• **Direction**
Rewrite every line of the records below, changing each "study-line" to "cohort-line" and leaving everything else as it is.

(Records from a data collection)
-.-.-
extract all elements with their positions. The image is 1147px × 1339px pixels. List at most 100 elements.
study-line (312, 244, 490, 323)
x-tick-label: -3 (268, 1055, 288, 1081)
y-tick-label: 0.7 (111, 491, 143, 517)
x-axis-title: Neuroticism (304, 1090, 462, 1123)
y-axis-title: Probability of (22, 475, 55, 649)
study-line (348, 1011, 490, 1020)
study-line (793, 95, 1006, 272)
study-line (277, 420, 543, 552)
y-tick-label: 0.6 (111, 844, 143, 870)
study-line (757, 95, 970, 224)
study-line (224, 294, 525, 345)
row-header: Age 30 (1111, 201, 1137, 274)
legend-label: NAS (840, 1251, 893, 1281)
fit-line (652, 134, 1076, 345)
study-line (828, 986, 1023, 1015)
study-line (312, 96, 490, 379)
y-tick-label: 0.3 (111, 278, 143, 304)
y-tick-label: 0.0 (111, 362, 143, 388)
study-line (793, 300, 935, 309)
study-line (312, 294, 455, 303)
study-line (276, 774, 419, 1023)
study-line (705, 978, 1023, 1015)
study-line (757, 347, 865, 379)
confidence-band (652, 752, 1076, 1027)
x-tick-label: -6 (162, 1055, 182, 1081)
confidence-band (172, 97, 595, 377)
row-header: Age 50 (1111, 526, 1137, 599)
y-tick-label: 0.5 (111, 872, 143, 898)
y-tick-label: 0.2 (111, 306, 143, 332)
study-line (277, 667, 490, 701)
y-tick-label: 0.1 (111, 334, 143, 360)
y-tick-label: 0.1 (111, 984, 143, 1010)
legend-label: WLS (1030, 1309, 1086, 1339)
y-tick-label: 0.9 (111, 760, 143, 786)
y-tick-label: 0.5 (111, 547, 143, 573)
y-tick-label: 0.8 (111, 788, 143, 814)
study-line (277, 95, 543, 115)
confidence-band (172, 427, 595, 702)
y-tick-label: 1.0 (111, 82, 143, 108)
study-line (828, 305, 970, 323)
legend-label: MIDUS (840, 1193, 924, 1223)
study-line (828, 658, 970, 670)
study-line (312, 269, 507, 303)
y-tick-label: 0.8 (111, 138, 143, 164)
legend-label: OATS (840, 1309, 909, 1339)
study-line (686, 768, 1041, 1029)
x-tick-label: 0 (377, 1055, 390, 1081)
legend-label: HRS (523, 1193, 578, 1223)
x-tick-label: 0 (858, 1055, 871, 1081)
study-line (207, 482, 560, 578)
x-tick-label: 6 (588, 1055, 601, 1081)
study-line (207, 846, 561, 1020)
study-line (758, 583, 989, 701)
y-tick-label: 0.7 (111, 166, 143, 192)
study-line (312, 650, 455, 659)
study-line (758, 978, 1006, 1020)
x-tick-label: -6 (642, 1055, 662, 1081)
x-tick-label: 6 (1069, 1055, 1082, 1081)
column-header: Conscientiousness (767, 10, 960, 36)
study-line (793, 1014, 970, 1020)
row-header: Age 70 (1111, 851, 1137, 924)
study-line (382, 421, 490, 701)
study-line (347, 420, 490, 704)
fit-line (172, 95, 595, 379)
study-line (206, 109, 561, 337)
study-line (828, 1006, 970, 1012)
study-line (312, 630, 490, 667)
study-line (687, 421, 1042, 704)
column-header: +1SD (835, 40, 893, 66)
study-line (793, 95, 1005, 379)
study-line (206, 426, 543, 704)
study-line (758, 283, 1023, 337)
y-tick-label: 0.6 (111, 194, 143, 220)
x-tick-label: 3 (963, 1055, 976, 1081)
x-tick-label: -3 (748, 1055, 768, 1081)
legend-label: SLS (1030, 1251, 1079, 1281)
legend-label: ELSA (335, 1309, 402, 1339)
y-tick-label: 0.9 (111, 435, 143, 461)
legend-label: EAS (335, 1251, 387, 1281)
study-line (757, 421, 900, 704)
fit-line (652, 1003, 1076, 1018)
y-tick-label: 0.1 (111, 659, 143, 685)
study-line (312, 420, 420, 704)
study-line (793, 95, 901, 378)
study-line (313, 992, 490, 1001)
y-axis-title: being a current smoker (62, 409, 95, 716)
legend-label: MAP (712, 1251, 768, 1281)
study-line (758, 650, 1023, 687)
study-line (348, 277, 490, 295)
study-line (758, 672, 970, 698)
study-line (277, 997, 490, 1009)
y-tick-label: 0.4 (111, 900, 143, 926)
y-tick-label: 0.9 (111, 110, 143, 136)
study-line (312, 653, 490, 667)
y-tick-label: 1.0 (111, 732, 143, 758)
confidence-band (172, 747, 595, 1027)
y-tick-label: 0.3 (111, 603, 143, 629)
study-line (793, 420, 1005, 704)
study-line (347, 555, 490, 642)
-.-.-
• **Task output**
extract all elements with their positions. The image is 1147px × 1339px pixels. List at most 100 elements.
cohort-line (312, 244, 490, 323)
x-tick-label: -3 (268, 1055, 288, 1081)
y-tick-label: 0.7 (111, 491, 143, 517)
x-axis-title: Neuroticism (304, 1090, 462, 1123)
y-axis-title: Probability of (22, 475, 55, 649)
cohort-line (348, 1011, 490, 1020)
cohort-line (793, 95, 1006, 272)
cohort-line (277, 420, 543, 552)
y-tick-label: 0.6 (111, 844, 143, 870)
cohort-line (757, 95, 970, 224)
cohort-line (224, 294, 525, 345)
row-header: Age 30 (1111, 201, 1137, 274)
legend-label: NAS (840, 1251, 893, 1281)
fit-line (652, 134, 1076, 345)
cohort-line (828, 986, 1023, 1015)
cohort-line (312, 96, 490, 379)
y-tick-label: 0.3 (111, 278, 143, 304)
y-tick-label: 0.0 (111, 362, 143, 388)
cohort-line (793, 300, 935, 309)
cohort-line (312, 294, 455, 303)
cohort-line (276, 774, 419, 1023)
cohort-line (705, 978, 1023, 1015)
cohort-line (757, 347, 865, 379)
confidence-band (652, 752, 1076, 1027)
x-tick-label: -6 (162, 1055, 182, 1081)
confidence-band (172, 97, 595, 377)
row-header: Age 50 (1111, 526, 1137, 599)
y-tick-label: 0.5 (111, 872, 143, 898)
y-tick-label: 0.2 (111, 306, 143, 332)
cohort-line (277, 667, 490, 701)
y-tick-label: 0.1 (111, 334, 143, 360)
y-tick-label: 0.1 (111, 984, 143, 1010)
legend-label: WLS (1030, 1309, 1086, 1339)
y-tick-label: 0.9 (111, 760, 143, 786)
y-tick-label: 0.5 (111, 547, 143, 573)
y-tick-label: 0.8 (111, 788, 143, 814)
cohort-line (277, 95, 543, 115)
confidence-band (172, 427, 595, 702)
y-tick-label: 1.0 (111, 82, 143, 108)
cohort-line (828, 305, 970, 323)
legend-label: MIDUS (840, 1193, 924, 1223)
cohort-line (828, 658, 970, 670)
cohort-line (312, 269, 507, 303)
y-tick-label: 0.8 (111, 138, 143, 164)
legend-label: OATS (840, 1309, 909, 1339)
cohort-line (686, 768, 1041, 1029)
x-tick-label: 0 (377, 1055, 390, 1081)
legend-label: HRS (523, 1193, 578, 1223)
x-tick-label: 0 (858, 1055, 871, 1081)
cohort-line (207, 482, 560, 578)
x-tick-label: 6 (588, 1055, 601, 1081)
cohort-line (207, 846, 561, 1020)
cohort-line (758, 583, 989, 701)
y-tick-label: 0.7 (111, 166, 143, 192)
cohort-line (312, 650, 455, 659)
cohort-line (758, 978, 1006, 1020)
x-tick-label: -6 (642, 1055, 662, 1081)
x-tick-label: 6 (1069, 1055, 1082, 1081)
column-header: Conscientiousness (767, 10, 960, 36)
cohort-line (793, 1014, 970, 1020)
row-header: Age 70 (1111, 851, 1137, 924)
cohort-line (382, 421, 490, 701)
cohort-line (347, 420, 490, 704)
fit-line (172, 95, 595, 379)
cohort-line (206, 109, 561, 337)
cohort-line (828, 1006, 970, 1012)
cohort-line (312, 630, 490, 667)
cohort-line (687, 421, 1042, 704)
column-header: +1SD (835, 40, 893, 66)
cohort-line (793, 95, 1005, 379)
cohort-line (206, 426, 543, 704)
cohort-line (758, 283, 1023, 337)
y-tick-label: 0.6 (111, 194, 143, 220)
x-tick-label: 3 (963, 1055, 976, 1081)
x-tick-label: -3 (748, 1055, 768, 1081)
legend-label: SLS (1030, 1251, 1079, 1281)
legend-label: ELSA (335, 1309, 402, 1339)
y-tick-label: 0.9 (111, 435, 143, 461)
legend-label: EAS (335, 1251, 387, 1281)
cohort-line (757, 421, 900, 704)
fit-line (652, 1003, 1076, 1018)
y-tick-label: 0.1 (111, 659, 143, 685)
cohort-line (312, 420, 420, 704)
cohort-line (793, 95, 901, 378)
cohort-line (313, 992, 490, 1001)
y-axis-title: being a current smoker (62, 409, 95, 716)
legend-label: MAP (712, 1251, 768, 1281)
cohort-line (758, 650, 1023, 687)
cohort-line (348, 277, 490, 295)
cohort-line (758, 672, 970, 698)
cohort-line (277, 997, 490, 1009)
y-tick-label: 0.4 (111, 900, 143, 926)
y-tick-label: 0.9 (111, 110, 143, 136)
cohort-line (312, 653, 490, 667)
y-tick-label: 1.0 (111, 732, 143, 758)
confidence-band (172, 747, 595, 1027)
y-tick-label: 0.3 (111, 603, 143, 629)
cohort-line (793, 420, 1005, 704)
cohort-line (347, 555, 490, 642)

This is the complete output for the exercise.